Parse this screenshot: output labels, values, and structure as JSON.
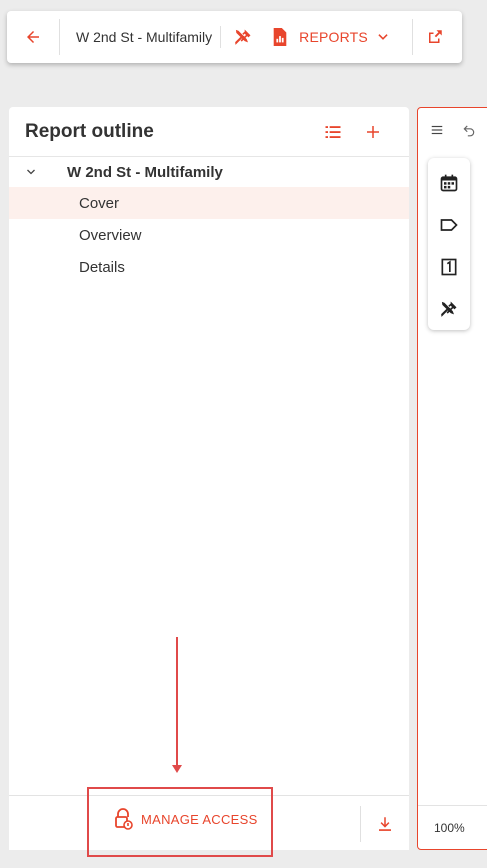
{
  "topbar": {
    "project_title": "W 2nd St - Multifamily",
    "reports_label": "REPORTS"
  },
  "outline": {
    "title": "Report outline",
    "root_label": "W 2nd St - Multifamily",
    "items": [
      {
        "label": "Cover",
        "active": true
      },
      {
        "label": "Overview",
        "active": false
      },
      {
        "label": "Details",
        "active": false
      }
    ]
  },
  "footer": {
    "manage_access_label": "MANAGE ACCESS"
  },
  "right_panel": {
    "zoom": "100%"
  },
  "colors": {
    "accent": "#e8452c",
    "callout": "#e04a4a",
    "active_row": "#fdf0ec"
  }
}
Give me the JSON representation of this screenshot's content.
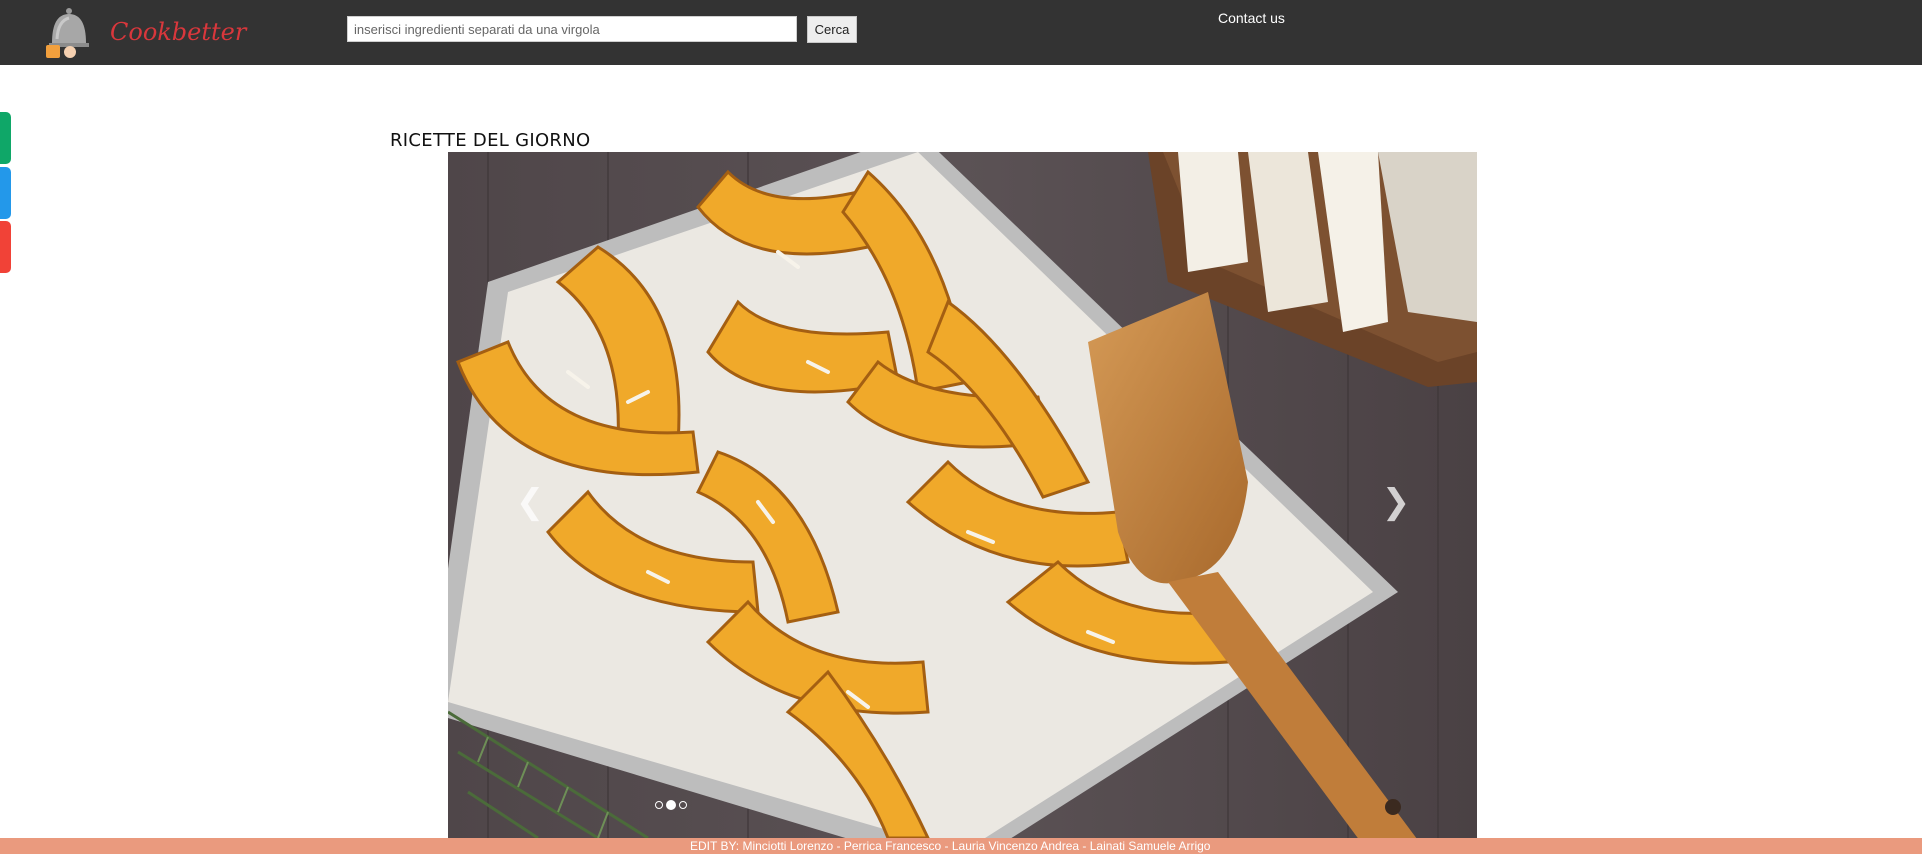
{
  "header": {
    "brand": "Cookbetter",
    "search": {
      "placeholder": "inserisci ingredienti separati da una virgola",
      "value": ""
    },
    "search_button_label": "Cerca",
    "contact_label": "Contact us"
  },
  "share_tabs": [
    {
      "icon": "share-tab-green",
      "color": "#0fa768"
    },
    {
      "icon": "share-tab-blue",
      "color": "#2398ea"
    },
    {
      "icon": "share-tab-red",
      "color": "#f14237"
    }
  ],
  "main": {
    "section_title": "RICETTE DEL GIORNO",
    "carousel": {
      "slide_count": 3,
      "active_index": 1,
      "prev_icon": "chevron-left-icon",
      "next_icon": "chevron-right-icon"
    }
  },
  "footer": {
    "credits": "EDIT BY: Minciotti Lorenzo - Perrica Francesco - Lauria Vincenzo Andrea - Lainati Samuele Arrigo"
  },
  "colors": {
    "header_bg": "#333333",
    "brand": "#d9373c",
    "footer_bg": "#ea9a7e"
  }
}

• The exercise
From the records above, pick out and copy each line holding the word "Multifamily".

• Written answer
    "project_title": "W 2nd St - Multifamily",
    "root_label": "W 2nd St - Multifamily",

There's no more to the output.